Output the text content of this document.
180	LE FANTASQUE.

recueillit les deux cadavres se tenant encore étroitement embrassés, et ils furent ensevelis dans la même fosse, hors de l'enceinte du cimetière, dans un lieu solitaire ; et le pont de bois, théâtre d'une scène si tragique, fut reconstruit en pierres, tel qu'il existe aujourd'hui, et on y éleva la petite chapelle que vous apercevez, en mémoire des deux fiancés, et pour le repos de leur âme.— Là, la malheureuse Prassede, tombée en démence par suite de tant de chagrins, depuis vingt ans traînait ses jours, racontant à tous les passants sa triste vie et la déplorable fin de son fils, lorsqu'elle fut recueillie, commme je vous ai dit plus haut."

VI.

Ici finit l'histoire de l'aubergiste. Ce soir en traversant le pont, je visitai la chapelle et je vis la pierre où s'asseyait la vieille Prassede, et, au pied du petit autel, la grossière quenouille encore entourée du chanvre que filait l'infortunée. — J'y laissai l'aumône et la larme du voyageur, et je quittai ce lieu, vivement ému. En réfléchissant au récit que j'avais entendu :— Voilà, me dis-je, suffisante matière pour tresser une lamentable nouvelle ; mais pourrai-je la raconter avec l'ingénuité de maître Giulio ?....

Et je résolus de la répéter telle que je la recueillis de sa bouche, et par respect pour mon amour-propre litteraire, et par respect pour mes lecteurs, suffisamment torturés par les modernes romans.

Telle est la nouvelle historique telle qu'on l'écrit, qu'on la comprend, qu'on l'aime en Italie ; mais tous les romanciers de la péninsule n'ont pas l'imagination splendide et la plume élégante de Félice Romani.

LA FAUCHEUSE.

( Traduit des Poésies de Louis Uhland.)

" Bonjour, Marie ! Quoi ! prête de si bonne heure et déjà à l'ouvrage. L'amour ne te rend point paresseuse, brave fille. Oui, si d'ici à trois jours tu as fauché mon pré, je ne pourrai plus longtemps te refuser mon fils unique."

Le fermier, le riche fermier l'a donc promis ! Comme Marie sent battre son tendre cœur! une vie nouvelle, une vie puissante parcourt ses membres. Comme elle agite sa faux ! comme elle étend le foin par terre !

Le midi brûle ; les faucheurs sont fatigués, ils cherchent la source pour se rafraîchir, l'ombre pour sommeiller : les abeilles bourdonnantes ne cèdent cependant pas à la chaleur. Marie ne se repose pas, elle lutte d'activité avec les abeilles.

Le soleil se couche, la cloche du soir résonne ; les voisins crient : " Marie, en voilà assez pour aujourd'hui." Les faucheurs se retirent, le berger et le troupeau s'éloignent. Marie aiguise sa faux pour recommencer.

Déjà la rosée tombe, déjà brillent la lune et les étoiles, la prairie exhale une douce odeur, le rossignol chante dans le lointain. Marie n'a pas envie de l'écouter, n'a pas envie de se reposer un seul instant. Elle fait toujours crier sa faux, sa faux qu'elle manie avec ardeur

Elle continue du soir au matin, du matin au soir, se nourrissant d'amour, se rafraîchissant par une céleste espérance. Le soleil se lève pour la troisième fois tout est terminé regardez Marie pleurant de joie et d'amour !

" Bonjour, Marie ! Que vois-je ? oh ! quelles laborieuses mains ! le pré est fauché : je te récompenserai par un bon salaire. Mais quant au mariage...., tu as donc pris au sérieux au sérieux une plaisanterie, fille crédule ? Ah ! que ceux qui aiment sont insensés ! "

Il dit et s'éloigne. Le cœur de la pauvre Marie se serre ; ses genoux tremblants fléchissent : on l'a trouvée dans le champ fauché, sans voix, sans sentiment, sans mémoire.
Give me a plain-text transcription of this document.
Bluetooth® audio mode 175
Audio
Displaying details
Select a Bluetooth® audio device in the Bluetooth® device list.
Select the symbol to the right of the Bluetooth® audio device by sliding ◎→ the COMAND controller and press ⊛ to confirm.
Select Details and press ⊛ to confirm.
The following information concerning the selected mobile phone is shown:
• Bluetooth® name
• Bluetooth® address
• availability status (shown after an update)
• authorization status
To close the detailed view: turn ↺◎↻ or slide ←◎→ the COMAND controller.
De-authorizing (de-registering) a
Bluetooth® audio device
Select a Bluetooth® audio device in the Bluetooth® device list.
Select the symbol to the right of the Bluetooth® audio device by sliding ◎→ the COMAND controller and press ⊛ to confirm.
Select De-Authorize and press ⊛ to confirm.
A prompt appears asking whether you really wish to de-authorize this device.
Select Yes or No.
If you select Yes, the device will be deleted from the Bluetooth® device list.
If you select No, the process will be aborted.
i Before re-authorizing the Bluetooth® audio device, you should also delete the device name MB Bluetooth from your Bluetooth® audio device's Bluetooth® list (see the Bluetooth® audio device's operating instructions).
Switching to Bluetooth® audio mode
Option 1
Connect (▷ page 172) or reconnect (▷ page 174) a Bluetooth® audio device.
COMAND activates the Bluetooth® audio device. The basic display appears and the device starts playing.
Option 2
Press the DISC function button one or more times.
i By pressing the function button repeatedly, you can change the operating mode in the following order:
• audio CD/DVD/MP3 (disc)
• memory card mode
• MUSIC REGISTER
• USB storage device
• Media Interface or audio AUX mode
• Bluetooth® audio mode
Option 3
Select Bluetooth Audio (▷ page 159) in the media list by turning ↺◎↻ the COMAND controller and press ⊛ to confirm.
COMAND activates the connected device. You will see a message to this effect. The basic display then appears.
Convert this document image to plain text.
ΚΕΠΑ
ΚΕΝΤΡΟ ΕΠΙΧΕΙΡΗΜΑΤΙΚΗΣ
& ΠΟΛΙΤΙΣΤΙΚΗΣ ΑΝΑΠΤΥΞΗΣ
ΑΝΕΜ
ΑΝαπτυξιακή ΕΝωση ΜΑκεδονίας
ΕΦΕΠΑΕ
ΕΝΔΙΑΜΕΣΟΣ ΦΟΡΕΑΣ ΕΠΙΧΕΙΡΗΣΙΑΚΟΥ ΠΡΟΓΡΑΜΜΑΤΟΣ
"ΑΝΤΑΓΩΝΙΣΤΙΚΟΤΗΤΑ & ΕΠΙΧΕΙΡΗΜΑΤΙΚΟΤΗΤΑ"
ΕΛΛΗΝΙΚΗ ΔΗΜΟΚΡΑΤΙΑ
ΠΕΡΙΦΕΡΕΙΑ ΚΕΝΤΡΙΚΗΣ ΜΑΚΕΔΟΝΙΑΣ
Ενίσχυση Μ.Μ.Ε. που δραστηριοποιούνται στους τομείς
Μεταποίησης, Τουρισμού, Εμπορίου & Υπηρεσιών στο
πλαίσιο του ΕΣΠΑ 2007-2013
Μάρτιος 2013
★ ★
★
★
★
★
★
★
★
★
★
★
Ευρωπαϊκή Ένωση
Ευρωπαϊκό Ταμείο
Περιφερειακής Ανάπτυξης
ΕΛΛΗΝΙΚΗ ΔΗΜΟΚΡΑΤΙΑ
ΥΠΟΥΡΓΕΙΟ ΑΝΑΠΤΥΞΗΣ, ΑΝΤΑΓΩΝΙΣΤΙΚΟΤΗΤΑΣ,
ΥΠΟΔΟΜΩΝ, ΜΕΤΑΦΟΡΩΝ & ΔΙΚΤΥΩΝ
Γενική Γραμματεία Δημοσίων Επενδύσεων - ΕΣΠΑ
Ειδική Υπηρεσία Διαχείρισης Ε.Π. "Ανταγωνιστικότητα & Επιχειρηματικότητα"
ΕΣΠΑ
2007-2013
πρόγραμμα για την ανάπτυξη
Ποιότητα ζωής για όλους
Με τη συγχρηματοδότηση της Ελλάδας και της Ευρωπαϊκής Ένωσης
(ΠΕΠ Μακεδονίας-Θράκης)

═══

→ **CHALLENGE**:
Write out the material from the first line to the last, exactly.

→ **WORKED SOLUTION**:
Output the text content of this document.
180	LE FANTASQUE.

recueillit les deux cadavres se tenant encore étroitement embrassés, et ils furent ensevelis dans la même fosse, hors de l'enceinte du cimetière, dans un lieu solitaire ; et le pont de bois, théâtre d'une scène si tragique, fut reconstruit en pierres, tel qu'il existe aujourd'hui, et on y éleva la petite chapelle que vous apercevez, en mémoire des deux fiancés, et pour le repos de leur âme.— Là, la malheureuse Prassede, tombée en démence par suite de tant de chagrins, depuis vingt ans traînait ses jours, racontant à tous les passants sa triste vie et la déplorable fin de son fils, lorsqu'elle fut recueillie, commme je vous ai dit plus haut."

VI.

Ici finit l'histoire de l'aubergiste. Ce soir en traversant le pont, je visitai la chapelle et je vis la pierre où s'asseyait la vieille Prassede, et, au pied du petit autel, la grossière quenouille encore entourée du chanvre que filait l'infortunée. — J'y laissai l'aumône et la larme du voyageur, et je quittai ce lieu, vivement ému. En réfléchissant au récit que j'avais entendu :— Voilà, me dis-je, suffisante matière pour tresser une lamentable nouvelle ; mais pourrai-je la raconter avec l'ingénuité de maître Giulio ?....

Et je résolus de la répéter telle que je la recueillis de sa bouche, et par respect pour mon amour-propre litteraire, et par respect pour mes lecteurs, suffisamment torturés par les modernes romans.

Telle est la nouvelle historique telle qu'on l'écrit, qu'on la comprend, qu'on l'aime en Italie ; mais tous les romanciers de la péninsule n'ont pas l'imagination splendide et la plume élégante de Félice Romani.

LA FAUCHEUSE.

( Traduit des Poésies de Louis Uhland.)

" Bonjour, Marie ! Quoi ! prête de si bonne heure et déjà à l'ouvrage. L'amour ne te rend point paresseuse, brave fille. Oui, si d'ici à trois jours tu as fauché mon pré, je ne pourrai plus longtemps te refuser mon fils unique."

Le fermier, le riche fermier l'a donc promis ! Comme Marie sent battre son tendre cœur! une vie nouvelle, une vie puissante parcourt ses membres. Comme elle agite sa faux ! comme elle étend le foin par terre !

Le midi brûle ; les faucheurs sont fatigués, ils cherchent la source pour se rafraîchir, l'ombre pour sommeiller : les abeilles bourdonnantes ne cèdent cependant pas à la chaleur. Marie ne se repose pas, elle lutte d'activité avec les abeilles.

Le soleil se couche, la cloche du soir résonne ; les voisins crient : " Marie, en voilà assez pour aujourd'hui." Les faucheurs se retirent, le berger et le troupeau s'éloignent. Marie aiguise sa faux pour recommencer.

Déjà la rosée tombe, déjà brillent la lune et les étoiles, la prairie exhale une douce odeur, le rossignol chante dans le lointain. Marie n'a pas envie de l'écouter, n'a pas envie de se reposer un seul instant. Elle fait toujours crier sa faux, sa faux qu'elle manie avec ardeur

Elle continue du soir au matin, du matin au soir, se nourrissant d'amour, se rafraîchissant par une céleste espérance. Le soleil se lève pour la troisième fois tout est terminé regardez Marie pleurant de joie et d'amour !

" Bonjour, Marie ! Que vois-je ? oh ! quelles laborieuses mains ! le pré est fauché : je te récompenserai par un bon salaire. Mais quant au mariage...., tu as donc pris au sérieux au sérieux une plaisanterie, fille crédule ? Ah ! que ceux qui aiment sont insensés ! "

Il dit et s'éloigne. Le cœur de la pauvre Marie se serre ; ses genoux tremblants fléchissent : on l'a trouvée dans le champ fauché, sans voix, sans sentiment, sans mémoire.
Give me a plain-text transcription of this document.
Bluetooth® audio mode 175
Audio
Displaying details
Select a Bluetooth® audio device in the Bluetooth® device list.
Select the symbol to the right of the Bluetooth® audio device by sliding ◎→ the COMAND controller and press ⊛ to confirm.
Select Details and press ⊛ to confirm.
The following information concerning the selected mobile phone is shown:
• Bluetooth® name
• Bluetooth® address
• availability status (shown after an update)
• authorization status
To close the detailed view: turn ↺◎↻ or slide ←◎→ the COMAND controller.
De-authorizing (de-registering) a
Bluetooth® audio device
Select a Bluetooth® audio device in the Bluetooth® device list.
Select the symbol to the right of the Bluetooth® audio device by sliding ◎→ the COMAND controller and press ⊛ to confirm.
Select De-Authorize and press ⊛ to confirm.
A prompt appears asking whether you really wish to de-authorize this device.
Select Yes or No.
If you select Yes, the device will be deleted from the Bluetooth® device list.
If you select No, the process will be aborted.
i Before re-authorizing the Bluetooth® audio device, you should also delete the device name MB Bluetooth from your Bluetooth® audio device's Bluetooth® list (see the Bluetooth® audio device's operating instructions).
Switching to Bluetooth® audio mode
Option 1
Connect (▷ page 172) or reconnect (▷ page 174) a Bluetooth® audio device.
COMAND activates the Bluetooth® audio device. The basic display appears and the device starts playing.
Option 2
Press the DISC function button one or more times.
i By pressing the function button repeatedly, you can change the operating mode in the following order:
• audio CD/DVD/MP3 (disc)
• memory card mode
• MUSIC REGISTER
• USB storage device
• Media Interface or audio AUX mode
• Bluetooth® audio mode
Option 3
Select Bluetooth Audio (▷ page 159) in the media list by turning ↺◎↻ the COMAND controller and press ⊛ to confirm.
COMAND activates the connected device. You will see a message to this effect. The basic display then appears.
Convert this document image to plain text.
ΚΕΠΑ
ΚΕΝΤΡΟ ΕΠΙΧΕΙΡΗΜΑΤΙΚΗΣ
& ΠΟΛΙΤΙΣΤΙΚΗΣ ΑΝΑΠΤΥΞΗΣ
ΑΝΕΜ
ΑΝαπτυξιακή ΕΝωση ΜΑκεδονίας
ΕΦΕΠΑΕ
ΕΝΔΙΑΜΕΣΟΣ ΦΟΡΕΑΣ ΕΠΙΧΕΙΡΗΣΙΑΚΟΥ ΠΡΟΓΡΑΜΜΑΤΟΣ
"ΑΝΤΑΓΩΝΙΣΤΙΚΟΤΗΤΑ & ΕΠΙΧΕΙΡΗΜΑΤΙΚΟΤΗΤΑ"
ΕΛΛΗΝΙΚΗ ΔΗΜΟΚΡΑΤΙΑ
ΠΕΡΙΦΕΡΕΙΑ ΚΕΝΤΡΙΚΗΣ ΜΑΚΕΔΟΝΙΑΣ
Ενίσχυση Μ.Μ.Ε. που δραστηριοποιούνται στους τομείς
Μεταποίησης, Τουρισμού, Εμπορίου & Υπηρεσιών στο
πλαίσιο του ΕΣΠΑ 2007-2013
Μάρτιος 2013
★ ★
★
★
★
★
★
★
★
★
★
★
Ευρωπαϊκή Ένωση
Ευρωπαϊκό Ταμείο
Περιφερειακής Ανάπτυξης
ΕΛΛΗΝΙΚΗ ΔΗΜΟΚΡΑΤΙΑ
ΥΠΟΥΡΓΕΙΟ ΑΝΑΠΤΥΞΗΣ, ΑΝΤΑΓΩΝΙΣΤΙΚΟΤΗΤΑΣ,
ΥΠΟΔΟΜΩΝ, ΜΕΤΑΦΟΡΩΝ & ΔΙΚΤΥΩΝ
Γενική Γραμματεία Δημοσίων Επενδύσεων - ΕΣΠΑ
Ειδική Υπηρεσία Διαχείρισης Ε.Π. "Ανταγωνιστικότητα & Επιχειρηματικότητα"
ΕΣΠΑ
2007-2013
πρόγραμμα για την ανάπτυξη
Ποιότητα ζωής για όλους
Με τη συγχρηματοδότηση της Ελλάδας και της Ευρωπαϊκής Ένωσης
(ΠΕΠ Μακεδονίας-Θράκης)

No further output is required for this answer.